THE RECORDS
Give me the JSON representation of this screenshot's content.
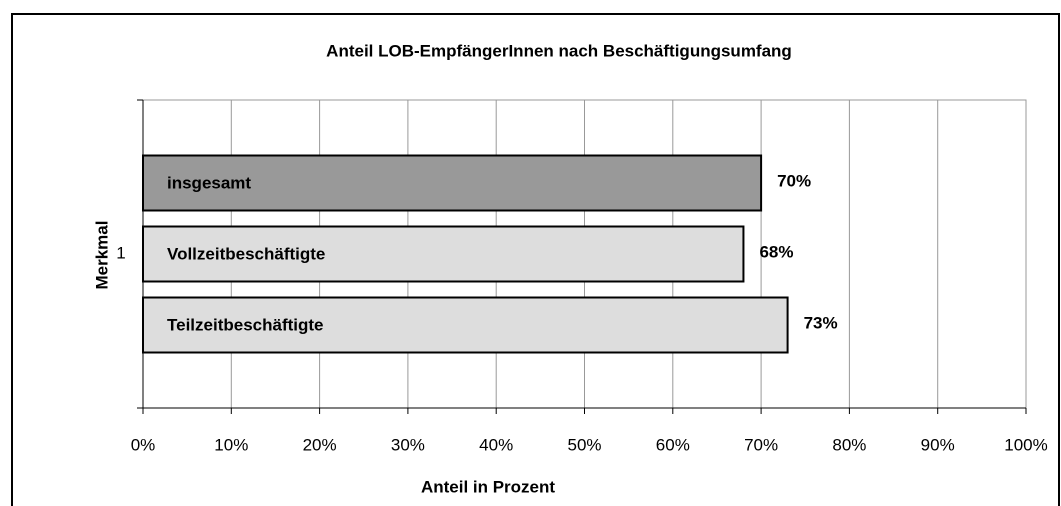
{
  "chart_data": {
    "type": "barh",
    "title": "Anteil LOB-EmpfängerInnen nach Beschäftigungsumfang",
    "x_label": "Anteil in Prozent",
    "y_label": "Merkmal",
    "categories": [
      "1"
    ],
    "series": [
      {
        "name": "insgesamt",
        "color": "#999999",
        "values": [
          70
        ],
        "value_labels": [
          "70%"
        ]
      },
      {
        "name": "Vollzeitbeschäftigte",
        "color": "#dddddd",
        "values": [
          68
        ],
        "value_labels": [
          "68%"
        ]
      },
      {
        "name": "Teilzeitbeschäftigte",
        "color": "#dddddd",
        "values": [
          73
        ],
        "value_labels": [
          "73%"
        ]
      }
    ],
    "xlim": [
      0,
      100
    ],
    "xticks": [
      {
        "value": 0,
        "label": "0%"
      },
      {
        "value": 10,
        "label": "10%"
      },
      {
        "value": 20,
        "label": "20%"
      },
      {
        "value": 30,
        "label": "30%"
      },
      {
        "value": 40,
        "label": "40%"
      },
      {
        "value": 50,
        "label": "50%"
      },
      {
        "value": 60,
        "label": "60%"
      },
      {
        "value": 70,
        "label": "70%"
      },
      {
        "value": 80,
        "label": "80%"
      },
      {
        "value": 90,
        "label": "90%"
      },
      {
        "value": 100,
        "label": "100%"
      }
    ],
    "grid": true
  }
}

EXERCISE BRIEF
Output the data above without changes, apart from leaving out the pictures.

EXERCISE OUTPUT
Give me the JSON representation of this screenshot's content.
{
  "chart_data": {
    "type": "barh",
    "title": "Anteil LOB-EmpfängerInnen nach Beschäftigungsumfang",
    "x_label": "Anteil in Prozent",
    "y_label": "Merkmal",
    "categories": [
      "1"
    ],
    "series": [
      {
        "name": "insgesamt",
        "color": "#999999",
        "values": [
          70
        ],
        "value_labels": [
          "70%"
        ]
      },
      {
        "name": "Vollzeitbeschäftigte",
        "color": "#dddddd",
        "values": [
          68
        ],
        "value_labels": [
          "68%"
        ]
      },
      {
        "name": "Teilzeitbeschäftigte",
        "color": "#dddddd",
        "values": [
          73
        ],
        "value_labels": [
          "73%"
        ]
      }
    ],
    "xlim": [
      0,
      100
    ],
    "xticks": [
      {
        "value": 0,
        "label": "0%"
      },
      {
        "value": 10,
        "label": "10%"
      },
      {
        "value": 20,
        "label": "20%"
      },
      {
        "value": 30,
        "label": "30%"
      },
      {
        "value": 40,
        "label": "40%"
      },
      {
        "value": 50,
        "label": "50%"
      },
      {
        "value": 60,
        "label": "60%"
      },
      {
        "value": 70,
        "label": "70%"
      },
      {
        "value": 80,
        "label": "80%"
      },
      {
        "value": 90,
        "label": "90%"
      },
      {
        "value": 100,
        "label": "100%"
      }
    ],
    "grid": true
  }
}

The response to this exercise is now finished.